# Stored data
====

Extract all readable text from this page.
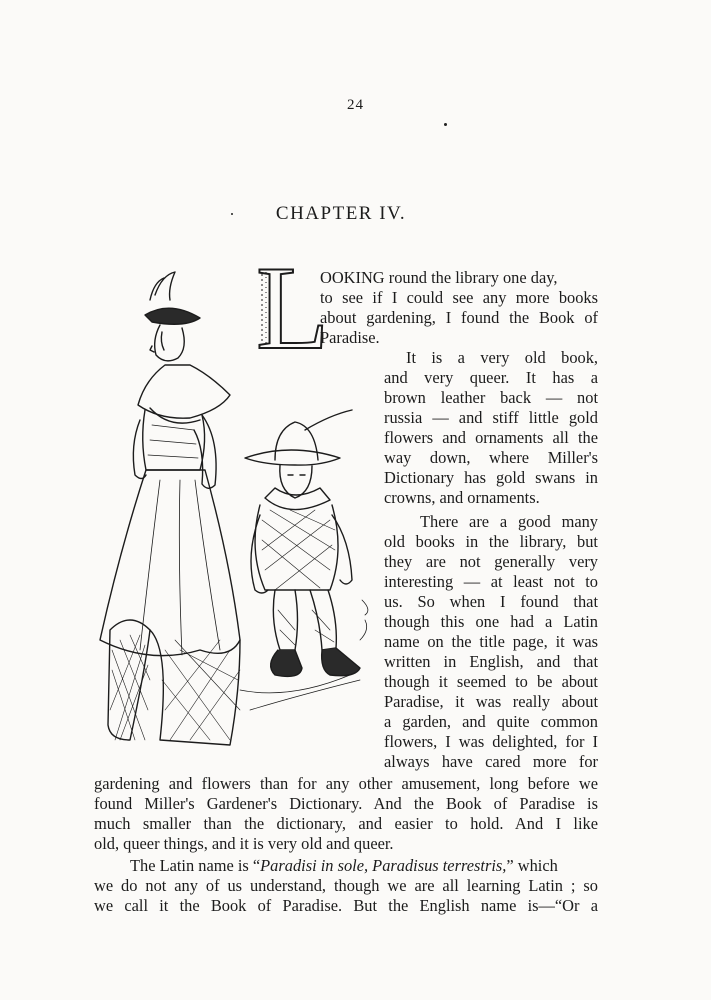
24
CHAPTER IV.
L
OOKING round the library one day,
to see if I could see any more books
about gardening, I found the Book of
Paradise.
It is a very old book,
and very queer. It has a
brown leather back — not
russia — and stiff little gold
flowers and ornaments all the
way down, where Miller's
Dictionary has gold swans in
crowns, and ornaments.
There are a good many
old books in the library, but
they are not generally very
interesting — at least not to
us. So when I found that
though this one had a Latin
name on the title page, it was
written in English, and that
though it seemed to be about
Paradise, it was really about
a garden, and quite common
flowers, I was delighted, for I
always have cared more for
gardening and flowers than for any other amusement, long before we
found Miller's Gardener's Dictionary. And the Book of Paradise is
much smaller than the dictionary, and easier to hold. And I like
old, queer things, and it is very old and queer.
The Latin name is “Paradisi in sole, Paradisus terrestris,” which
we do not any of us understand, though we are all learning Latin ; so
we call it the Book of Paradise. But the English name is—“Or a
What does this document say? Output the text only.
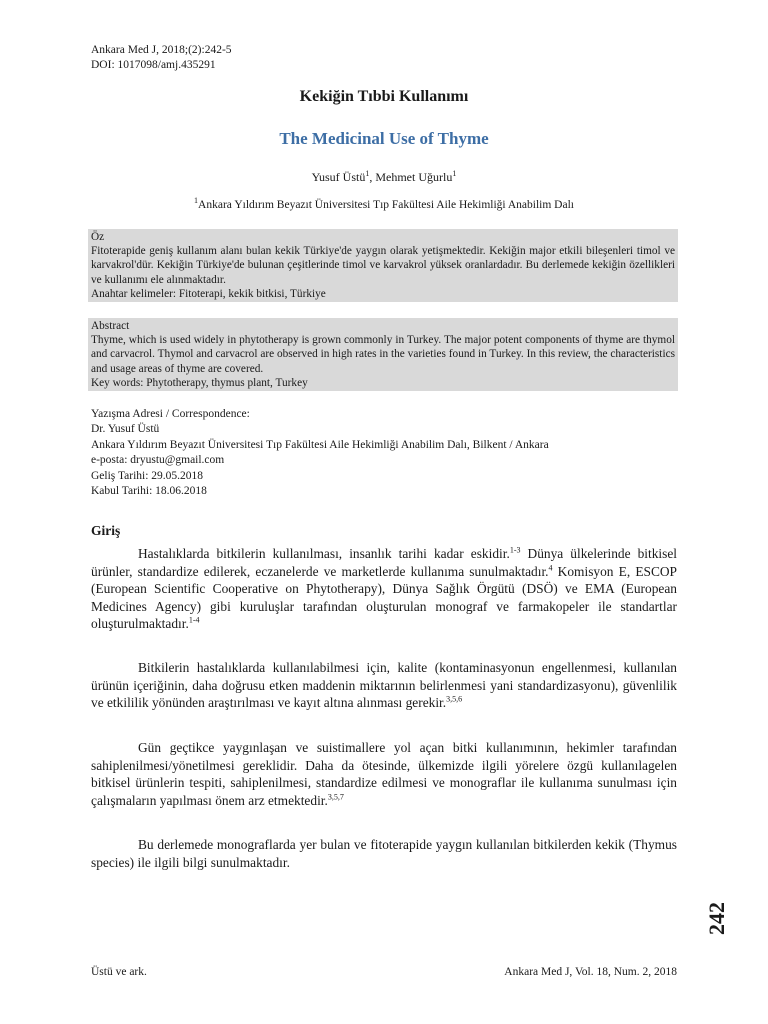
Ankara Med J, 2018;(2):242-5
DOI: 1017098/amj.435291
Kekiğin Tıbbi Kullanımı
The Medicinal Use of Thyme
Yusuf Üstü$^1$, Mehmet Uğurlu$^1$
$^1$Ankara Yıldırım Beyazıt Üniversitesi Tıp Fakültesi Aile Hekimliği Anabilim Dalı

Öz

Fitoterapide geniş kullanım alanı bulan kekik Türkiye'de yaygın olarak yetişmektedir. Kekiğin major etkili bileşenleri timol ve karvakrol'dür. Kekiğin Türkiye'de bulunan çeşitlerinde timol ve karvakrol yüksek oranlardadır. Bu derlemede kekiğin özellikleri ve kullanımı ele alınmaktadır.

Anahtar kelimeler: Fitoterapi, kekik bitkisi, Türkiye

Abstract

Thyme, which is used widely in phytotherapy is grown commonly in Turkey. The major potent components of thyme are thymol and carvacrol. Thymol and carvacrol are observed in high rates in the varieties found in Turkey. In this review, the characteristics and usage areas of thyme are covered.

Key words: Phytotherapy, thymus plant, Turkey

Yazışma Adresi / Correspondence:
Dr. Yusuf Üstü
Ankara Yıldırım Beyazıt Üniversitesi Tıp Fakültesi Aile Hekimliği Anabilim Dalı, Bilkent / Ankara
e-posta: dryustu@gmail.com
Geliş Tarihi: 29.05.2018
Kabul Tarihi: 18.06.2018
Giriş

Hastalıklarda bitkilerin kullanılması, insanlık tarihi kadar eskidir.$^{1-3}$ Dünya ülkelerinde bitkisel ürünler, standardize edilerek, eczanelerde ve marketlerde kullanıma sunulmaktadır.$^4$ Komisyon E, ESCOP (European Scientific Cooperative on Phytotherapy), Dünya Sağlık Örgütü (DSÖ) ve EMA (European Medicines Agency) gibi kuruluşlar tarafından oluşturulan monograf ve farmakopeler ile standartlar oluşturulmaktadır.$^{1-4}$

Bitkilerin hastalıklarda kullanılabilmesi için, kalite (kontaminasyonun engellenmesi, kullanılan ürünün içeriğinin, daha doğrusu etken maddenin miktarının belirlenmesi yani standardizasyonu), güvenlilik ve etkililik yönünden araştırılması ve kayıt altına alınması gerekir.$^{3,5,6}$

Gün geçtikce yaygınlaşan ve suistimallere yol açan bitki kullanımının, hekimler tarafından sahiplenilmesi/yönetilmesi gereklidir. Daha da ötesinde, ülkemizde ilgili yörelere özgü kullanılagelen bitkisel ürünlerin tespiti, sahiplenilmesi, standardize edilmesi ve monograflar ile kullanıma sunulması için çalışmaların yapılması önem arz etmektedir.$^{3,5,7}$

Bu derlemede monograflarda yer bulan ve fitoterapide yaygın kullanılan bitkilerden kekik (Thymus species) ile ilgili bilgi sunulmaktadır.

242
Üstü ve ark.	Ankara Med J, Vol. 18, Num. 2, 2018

====

Quote the entries above word for word. Leave the images out.

# Written response
Extract all readable text from this page.
24
CHAPTER IV.
L
OOKING round the library one day,
to see if I could see any more books
about gardening, I found the Book of
Paradise.
It is a very old book,
and very queer. It has a
brown leather back — not
russia — and stiff little gold
flowers and ornaments all the
way down, where Miller's
Dictionary has gold swans in
crowns, and ornaments.
There are a good many
old books in the library, but
they are not generally very
interesting — at least not to
us. So when I found that
though this one had a Latin
name on the title page, it was
written in English, and that
though it seemed to be about
Paradise, it was really about
a garden, and quite common
flowers, I was delighted, for I
always have cared more for
gardening and flowers than for any other amusement, long before we
found Miller's Gardener's Dictionary. And the Book of Paradise is
much smaller than the dictionary, and easier to hold. And I like
old, queer things, and it is very old and queer.
The Latin name is “Paradisi in sole, Paradisus terrestris,” which
we do not any of us understand, though we are all learning Latin ; so
we call it the Book of Paradise. But the English name is—“Or a
What does this document say? Output the text only.
Ankara Med J, 2018;(2):242-5
DOI: 1017098/amj.435291
Kekiğin Tıbbi Kullanımı
The Medicinal Use of Thyme
Yusuf Üstü$^1$, Mehmet Uğurlu$^1$
$^1$Ankara Yıldırım Beyazıt Üniversitesi Tıp Fakültesi Aile Hekimliği Anabilim Dalı

Öz

Fitoterapide geniş kullanım alanı bulan kekik Türkiye'de yaygın olarak yetişmektedir. Kekiğin major etkili bileşenleri timol ve karvakrol'dür. Kekiğin Türkiye'de bulunan çeşitlerinde timol ve karvakrol yüksek oranlardadır. Bu derlemede kekiğin özellikleri ve kullanımı ele alınmaktadır.

Anahtar kelimeler: Fitoterapi, kekik bitkisi, Türkiye

Abstract

Thyme, which is used widely in phytotherapy is grown commonly in Turkey. The major potent components of thyme are thymol and carvacrol. Thymol and carvacrol are observed in high rates in the varieties found in Turkey. In this review, the characteristics and usage areas of thyme are covered.

Key words: Phytotherapy, thymus plant, Turkey

Yazışma Adresi / Correspondence:
Dr. Yusuf Üstü
Ankara Yıldırım Beyazıt Üniversitesi Tıp Fakültesi Aile Hekimliği Anabilim Dalı, Bilkent / Ankara
e-posta: dryustu@gmail.com
Geliş Tarihi: 29.05.2018
Kabul Tarihi: 18.06.2018
Giriş

Hastalıklarda bitkilerin kullanılması, insanlık tarihi kadar eskidir.$^{1-3}$ Dünya ülkelerinde bitkisel ürünler, standardize edilerek, eczanelerde ve marketlerde kullanıma sunulmaktadır.$^4$ Komisyon E, ESCOP (European Scientific Cooperative on Phytotherapy), Dünya Sağlık Örgütü (DSÖ) ve EMA (European Medicines Agency) gibi kuruluşlar tarafından oluşturulan monograf ve farmakopeler ile standartlar oluşturulmaktadır.$^{1-4}$

Bitkilerin hastalıklarda kullanılabilmesi için, kalite (kontaminasyonun engellenmesi, kullanılan ürünün içeriğinin, daha doğrusu etken maddenin miktarının belirlenmesi yani standardizasyonu), güvenlilik ve etkililik yönünden araştırılması ve kayıt altına alınması gerekir.$^{3,5,6}$

Gün geçtikce yaygınlaşan ve suistimallere yol açan bitki kullanımının, hekimler tarafından sahiplenilmesi/yönetilmesi gereklidir. Daha da ötesinde, ülkemizde ilgili yörelere özgü kullanılagelen bitkisel ürünlerin tespiti, sahiplenilmesi, standardize edilmesi ve monograflar ile kullanıma sunulması için çalışmaların yapılması önem arz etmektedir.$^{3,5,7}$

Bu derlemede monograflarda yer bulan ve fitoterapide yaygın kullanılan bitkilerden kekik (Thymus species) ile ilgili bilgi sunulmaktadır.

242
Üstü ve ark.	Ankara Med J, Vol. 18, Num. 2, 2018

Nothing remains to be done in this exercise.